> _Records to process_:
^^^^

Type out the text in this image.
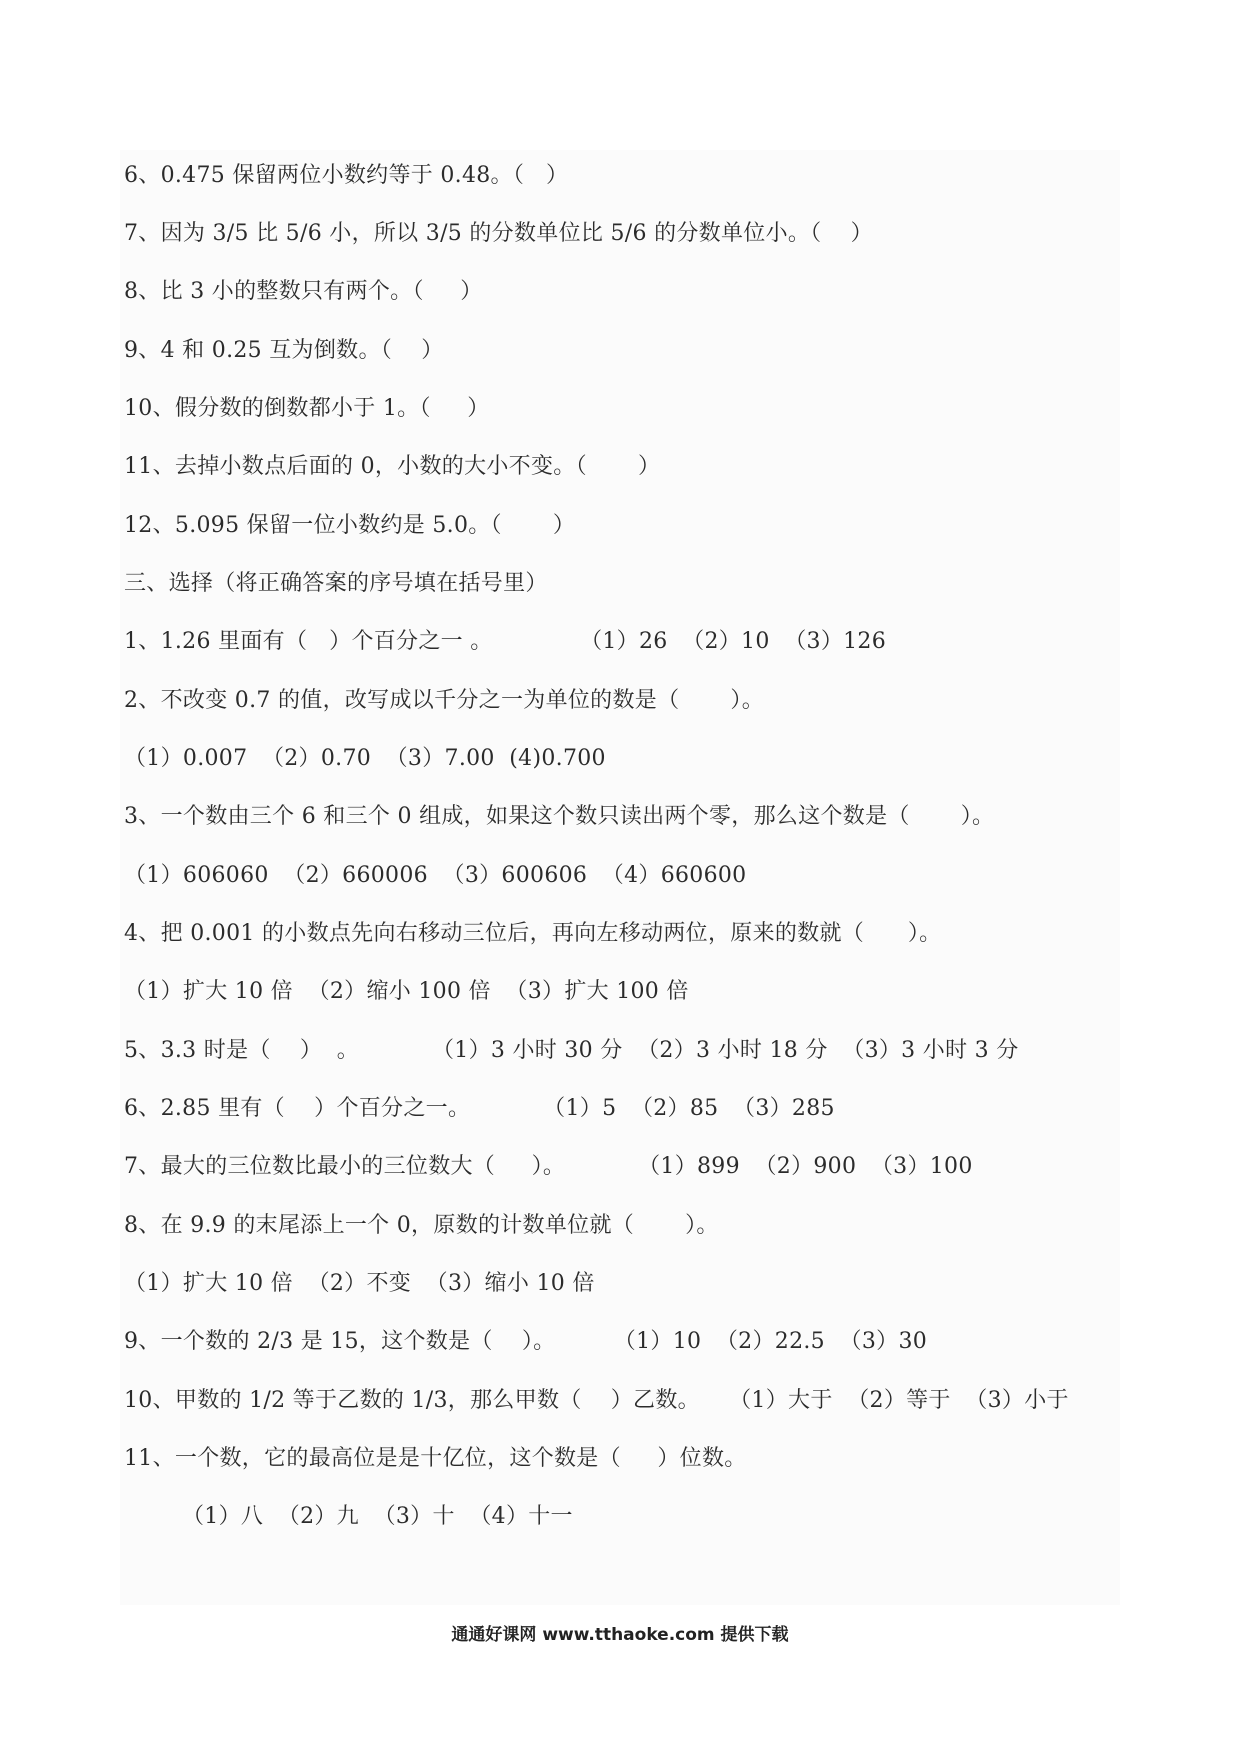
6、0.475 保留两位小数约等于 0.48。（   ）
7、因为 3/5 比 5/6 小，所以 3/5 的分数单位比 5/6 的分数单位小。（    ）
8、比 3 小的整数只有两个。（     ）
9、4 和 0.25 互为倒数。（    ）
10、假分数的倒数都小于 1。（     ）
11、去掉小数点后面的 0，小数的大小不变。（       ）
12、5.095 保留一位小数约是 5.0。（       ）
三、选择（将正确答案的序号填在括号里）
1、1.26 里面有（   ）个百分之一 。            （1）26  （2）10  （3）126
2、不改变 0.7 的值，改写成以千分之一为单位的数是（       ）。
（1）0.007  （2）0.70  （3）7.00  (4)0.700
3、一个数由三个 6 和三个 0 组成，如果这个数只读出两个零，那么这个数是（       ）。
（1）606060  （2）660006  （3）600606  （4）660600
4、把 0.001 的小数点先向右移动三位后，再向左移动两位，原来的数就（      ）。
（1）扩大 10 倍  （2）缩小 100 倍  （3）扩大 100 倍
5、3.3 时是（    ）  。          （1）3 小时 30 分  （2）3 小时 18 分  （3）3 小时 3 分
6、2.85 里有（    ）个百分之一。          （1）5  （2）85  （3）285
7、最大的三位数比最小的三位数大（     ）。          （1）899  （2）900  （3）100
8、在 9.9 的末尾添上一个 0，原数的计数单位就（       ）。
（1）扩大 10 倍  （2）不变  （3）缩小 10 倍
9、一个数的 2/3 是 15，这个数是（    ）。        （1）10  （2）22.5  （3）30
10、甲数的 1/2 等于乙数的 1/3，那么甲数（    ）乙数。    （1）大于  （2）等于  （3）小于
11、一个数，它的最高位是是十亿位，这个数是（     ）位数。
（1）八  （2）九  （3）十  （4）十一
通通好课网 www.tthaoke.com 提供下载
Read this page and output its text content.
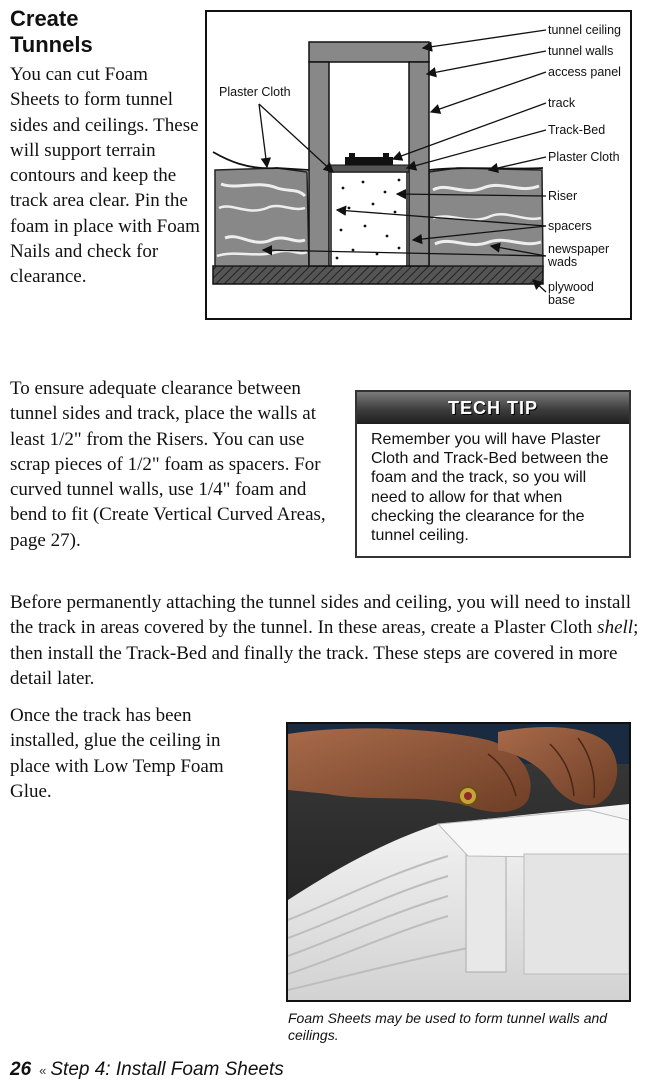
Create
Tunnels

You can cut Foam Sheets to form tunnel sides and ceilings. These will support terrain contours and keep the track area clear. Pin the foam in place with Foam Nails and check for clearance.

Plaster Cloth
tunnel ceiling
tunnel walls
access panel
track
Track-Bed
Plaster Cloth
Riser
spacers
newspaper
wads
plywood
base

To ensure adequate clearance between tunnel sides and track, place the walls at least 1/2" from the Risers. You can use scrap pieces of 1/2" foam as spacers. For curved tunnel walls, use 1/4" foam and bend to fit (Create Vertical Curved Areas, page 27).

TECH TIP
Remember you will have Plaster Cloth and Track-Bed between the foam and the track, so you will need to allow for that when checking the clearance for the tunnel ceiling.

Before permanently attaching the tunnel sides and ceiling, you will need to install the track in areas covered by the tunnel. In these areas, create a Plaster Cloth shell; then install the Track-Bed and finally the track. These steps are covered in more detail later.

Once the track has been installed, glue the ceiling in place with Low Temp Foam Glue.

Foam Sheets may be used to form tunnel walls and ceilings.

26 « Step 4: Install Foam Sheets
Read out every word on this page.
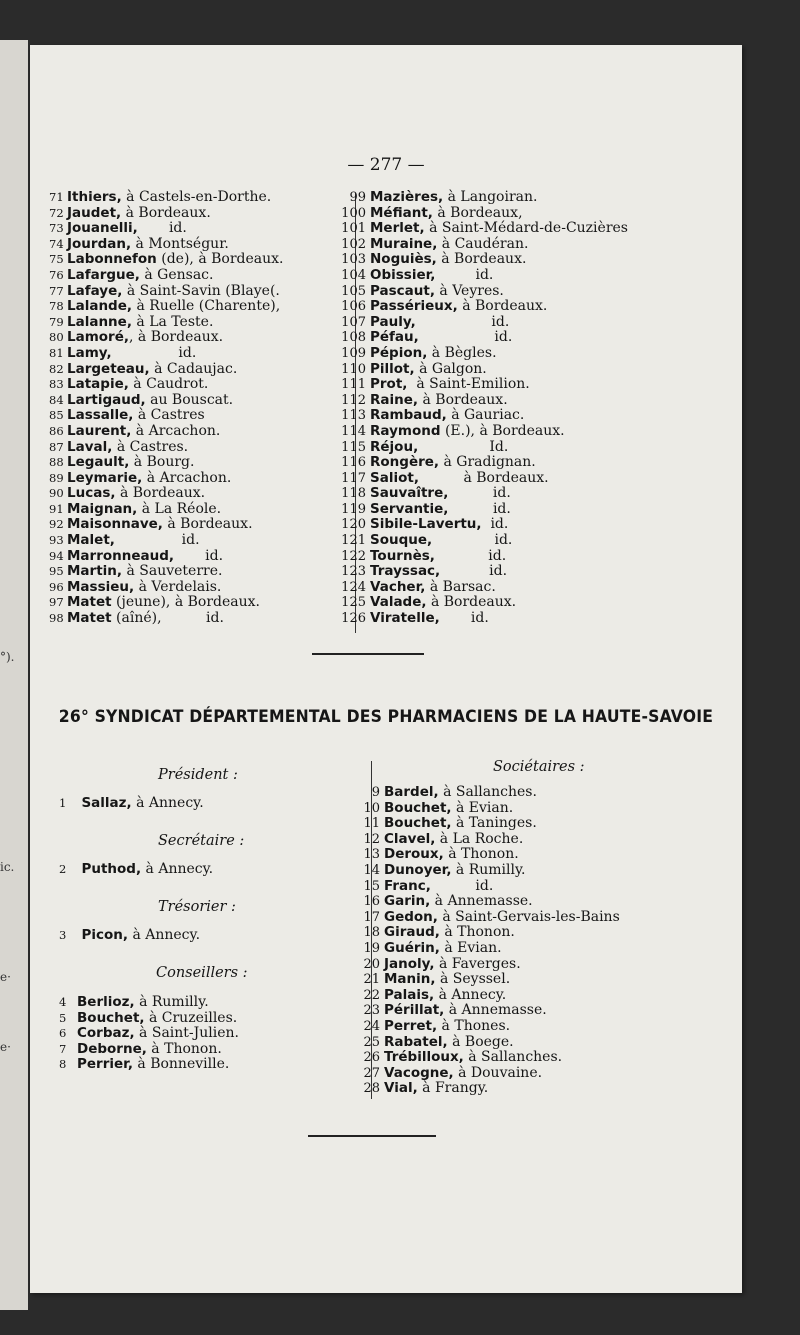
°).
ic.
e·
e·
— 277 —
71 Ithiers, à Castels-en-Dorthe.
72 Jaudet, à Bordeaux.
73 Jouanelli,       id.
74 Jourdan, à Montségur.
75 Labonnefon (de), à Bordeaux.
76 Lafargue, à Gensac.
77 Lafaye, à Saint-Savin (Blaye(.
78 Lalande, à Ruelle (Charente),
79 Lalanne, à La Teste.
80 Lamoré,, à Bordeaux.
81 Lamy,               id.
82 Largeteau, à Cadaujac.
83 Latapie, à Caudrot.
84 Lartigaud, au Bouscat.
85 Lassalle, à Castres
86 Laurent, à Arcachon.
87 Laval, à Castres.
88 Legault, à Bourg.
89 Leymarie, à Arcachon.
90 Lucas, à Bordeaux.
91 Maignan, à La Réole.
92 Maisonnave, à Bordeaux.
93 Malet,               id.
94 Marronneaud,       id.
95 Martin, à Sauveterre.
96 Massieu, à Verdelais.
97 Matet (jeune), à Bordeaux.
98 Matet (aîné),          id.
99 Mazières, à Langoiran.
100 Méfiant, à Bordeaux,
101 Merlet, à Saint-Médard-de-Cuzières
102 Muraine, à Caudéran.
103 Noguiès, à Bordeaux.
104 Obissier,         id.
105 Pascaut, à Veyres.
106 Passérieux, à Bordeaux.
107 Pauly,                 id.
108 Péfau,                 id.
109 Pépion, à Bègles.
110 Pillot, à Galgon.
111 Prot,  à Saint-Emilion.
112 Raine, à Bordeaux.
113 Rambaud, à Gauriac.
114 Raymond (E.), à Bordeaux.
115 Réjou,                Id.
116 Rongère, à Gradignan.
117 Saliot,          à Bordeaux.
118 Sauvaître,          id.
119 Servantie,          id.
120 Sibile-Lavertu,  id.
121 Souque,              id.
122 Tournès,            id.
123 Trayssac,           id.
124 Vacher, à Barsac.
125 Valade, à Bordeaux.
126 Viratelle,       id.
26° SYNDICAT DÉPARTEMENTAL DES PHARMACIENS DE LA HAUTE-SAVOIE
Président :
1 Sallaz, à Annecy.
Secrétaire :
2 Puthod, à Annecy.
Trésorier :
3 Picon, à Annecy.
Conseillers :
4 Berlioz, à Rumilly.
5 Bouchet, à Cruzeilles.
6 Corbaz, à Saint-Julien.
7 Deborne, à Thonon.
8 Perrier, à Bonneville.
Sociétaires :
9 Bardel, à Sallanches.
10 Bouchet, à Evian.
11 Bouchet, à Taninges.
12 Clavel, à La Roche.
13 Deroux, à Thonon.
14 Dunoyer, à Rumilly.
15 Franc,          id.
16 Garin, à Annemasse.
17 Gedon, à Saint-Gervais-les-Bains
18 Giraud, à Thonon.
19 Guérin, à Evian.
20 Janoly, à Faverges.
21 Manin, à Seyssel.
22 Palais, à Annecy.
23 Périllat, à Annemasse.
24 Perret, à Thones.
25 Rabatel, à Boege.
26 Trébilloux, à Sallanches.
27 Vacogne, à Douvaine.
28 Vial, à Frangy.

^^^^

> _Problem description_: List the lines of the records where "ceilings" occurs.

> _Worked solution_:
You can cut Foam Sheets to form tunnel sides and ceilings. These will support terrain contours and keep the track area clear. Pin the foam in place with Foam Nails and check for clearance.
Foam Sheets may be used to form tunnel walls and ceilings.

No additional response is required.